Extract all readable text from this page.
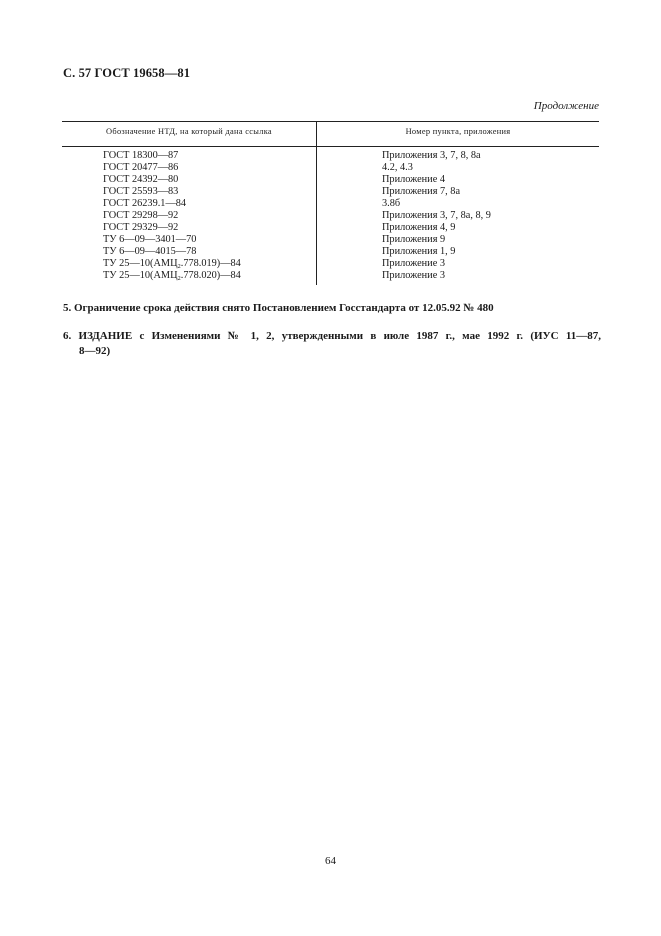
С. 57 ГОСТ 19658—81
Продолжение
Обозначение НТД, на который дана ссылка	Номер пункта, приложения
ГОСТ 18300—87	Приложения 3, 7, 8, 8а
ГОСТ 20477—86	4.2, 4.3
ГОСТ 24392—80	Приложение 4
ГОСТ 25593—83	Приложения 7, 8а
ГОСТ 26239.1—84	3.8б
ГОСТ 29298—92	Приложения 3, 7, 8а, 8, 9
ГОСТ 29329—92	Приложения 4, 9
ТУ 6—09—3401—70	Приложения 9
ТУ 6—09—4015—78	Приложения 1, 9
ТУ $25—10(АМЦ_2.778.019)—84$	Приложение 3
ТУ $25—10(АМЦ_2.778.020)—84$	Приложение 3
5. Ограничение срока действия снято Постановлением Госстандарта от 12.05.92 № 480
6. ИЗДАНИЕ с Изменениями № 1, 2, утвержденными в июле 1987 г., мае 1992 г. (ИУС 11—87,
8—92)
64
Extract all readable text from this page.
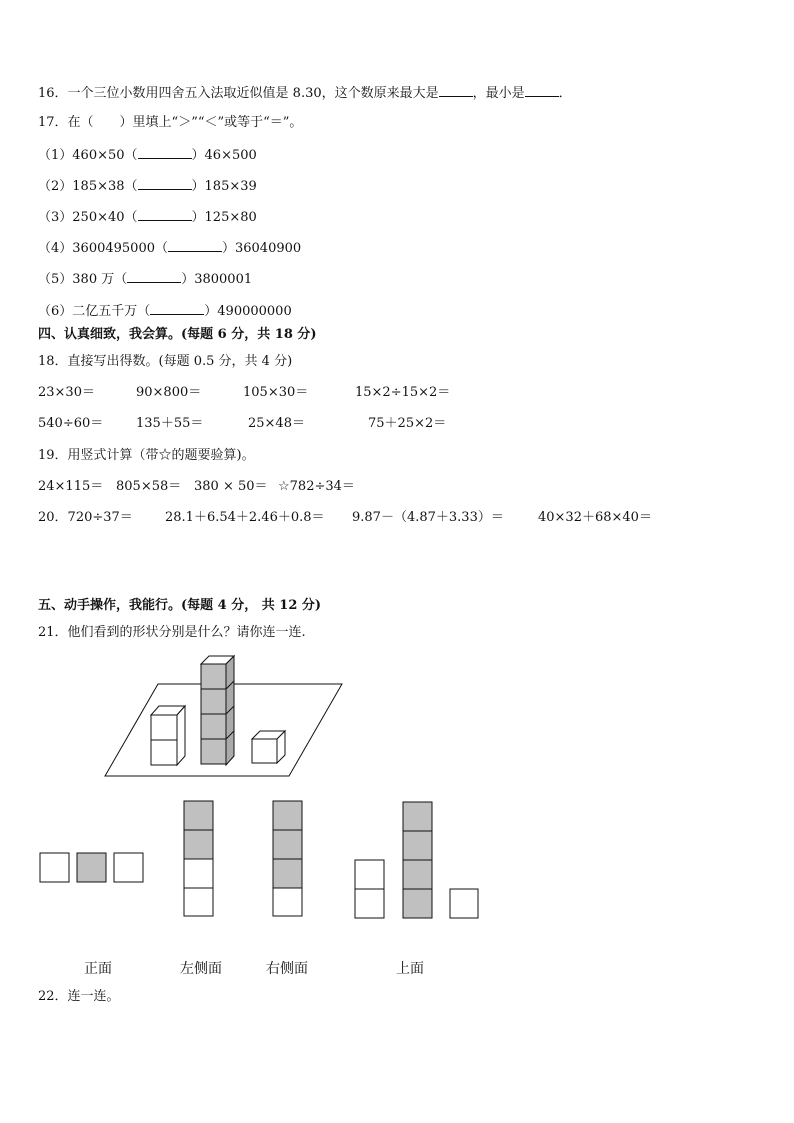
16．一个三位小数用四舍五入法取近似值是 8.30，这个数原来最大是	，最小是	．
17．在（　　）里填上“＞”“＜”或等于“＝”。
（1）460×50（	）46×500
（2）185×38（	）185×39
（3）250×40（	）125×80
（4）3600495000（	）36040900
（5）380 万（	）3800001
（6）二亿五千万（	）490000000
四、认真细致，我会算。(每题 6 分，共 18 分)
18．直接写出得数。(每题 0.5 分，共 4 分)
23×30＝	90×800＝	105×30＝	15×2÷15×2＝
540÷60＝	135＋55＝	25×48＝	75＋25×2＝
19．用竖式计算（带☆的题要验算)。
24×115＝ 805×58＝ 380 × 50＝ ☆782÷34＝
20．720÷37＝ 28.1＋6.54＋2.46＋0.8＝ 9.87－（4.87＋3.33）＝	40×32＋68×40＝
五、动手操作，我能行。(每题 4 分， 共 12 分)
21．他们看到的形状分别是什么？请你连一连.
正面	左侧面	右侧面	上面
22．连一连。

────────────────────

What to produce
Restate the full listing verbatim and drop every picture.

Response to this task
Extract all readable text from this page.
С. 57 ГОСТ 19658—81
Продолжение
Обозначение НТД, на который дана ссылка	Номер пункта, приложения
ГОСТ 18300—87	Приложения 3, 7, 8, 8а
ГОСТ 20477—86	4.2, 4.3
ГОСТ 24392—80	Приложение 4
ГОСТ 25593—83	Приложения 7, 8а
ГОСТ 26239.1—84	3.8б
ГОСТ 29298—92	Приложения 3, 7, 8а, 8, 9
ГОСТ 29329—92	Приложения 4, 9
ТУ 6—09—3401—70	Приложения 9
ТУ 6—09—4015—78	Приложения 1, 9
ТУ $25—10(АМЦ_2.778.019)—84$	Приложение 3
ТУ $25—10(АМЦ_2.778.020)—84$	Приложение 3
5. Ограничение срока действия снято Постановлением Госстандарта от 12.05.92 № 480
6. ИЗДАНИЕ с Изменениями № 1, 2, утвержденными в июле 1987 г., мае 1992 г. (ИУС 11—87,
8—92)
64
Extract all readable text from this page.
16．一个三位小数用四舍五入法取近似值是 8.30，这个数原来最大是	，最小是	．
17．在（　　）里填上“＞”“＜”或等于“＝”。
（1）460×50（	）46×500
（2）185×38（	）185×39
（3）250×40（	）125×80
（4）3600495000（	）36040900
（5）380 万（	）3800001
（6）二亿五千万（	）490000000
四、认真细致，我会算。(每题 6 分，共 18 分)
18．直接写出得数。(每题 0.5 分，共 4 分)
23×30＝	90×800＝	105×30＝	15×2÷15×2＝
540÷60＝	135＋55＝	25×48＝	75＋25×2＝
19．用竖式计算（带☆的题要验算)。
24×115＝ 805×58＝ 380 × 50＝ ☆782÷34＝
20．720÷37＝ 28.1＋6.54＋2.46＋0.8＝ 9.87－（4.87＋3.33）＝	40×32＋68×40＝
五、动手操作，我能行。(每题 4 分， 共 12 分)
21．他们看到的形状分别是什么？请你连一连.
正面	左侧面	右侧面	上面
22．连一连。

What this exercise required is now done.